> [TASK INSTRUCTIONS]:
Write out the listing exactly as it is given.

------------------------------------------------

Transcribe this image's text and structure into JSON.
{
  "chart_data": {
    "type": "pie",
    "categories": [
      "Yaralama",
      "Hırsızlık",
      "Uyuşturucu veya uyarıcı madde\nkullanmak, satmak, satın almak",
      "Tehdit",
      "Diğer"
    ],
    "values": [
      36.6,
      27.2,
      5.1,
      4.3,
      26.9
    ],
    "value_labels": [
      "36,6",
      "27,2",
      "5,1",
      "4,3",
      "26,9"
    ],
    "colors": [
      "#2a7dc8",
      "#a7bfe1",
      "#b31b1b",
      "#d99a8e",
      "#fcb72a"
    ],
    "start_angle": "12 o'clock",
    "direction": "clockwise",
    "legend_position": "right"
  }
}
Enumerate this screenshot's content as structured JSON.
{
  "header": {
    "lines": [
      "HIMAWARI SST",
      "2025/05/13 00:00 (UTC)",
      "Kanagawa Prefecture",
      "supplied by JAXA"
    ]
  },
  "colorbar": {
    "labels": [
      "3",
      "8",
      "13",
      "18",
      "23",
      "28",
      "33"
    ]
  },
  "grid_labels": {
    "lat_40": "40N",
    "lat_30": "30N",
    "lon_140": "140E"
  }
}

------------------------------------------------

> [TASK ANSWER]:
Transcribe this image's text and structure into JSON.
{
  "chart_data": {
    "type": "pie",
    "categories": [
      "Yaralama",
      "Hırsızlık",
      "Uyuşturucu veya uyarıcı madde\nkullanmak, satmak, satın almak",
      "Tehdit",
      "Diğer"
    ],
    "values": [
      36.6,
      27.2,
      5.1,
      4.3,
      26.9
    ],
    "value_labels": [
      "36,6",
      "27,2",
      "5,1",
      "4,3",
      "26,9"
    ],
    "colors": [
      "#2a7dc8",
      "#a7bfe1",
      "#b31b1b",
      "#d99a8e",
      "#fcb72a"
    ],
    "start_angle": "12 o'clock",
    "direction": "clockwise",
    "legend_position": "right"
  }
}
Enumerate this screenshot's content as structured JSON.
{
  "header": {
    "lines": [
      "HIMAWARI SST",
      "2025/05/13 00:00 (UTC)",
      "Kanagawa Prefecture",
      "supplied by JAXA"
    ]
  },
  "colorbar": {
    "labels": [
      "3",
      "8",
      "13",
      "18",
      "23",
      "28",
      "33"
    ]
  },
  "grid_labels": {
    "lat_40": "40N",
    "lat_30": "30N",
    "lon_140": "140E"
  }
}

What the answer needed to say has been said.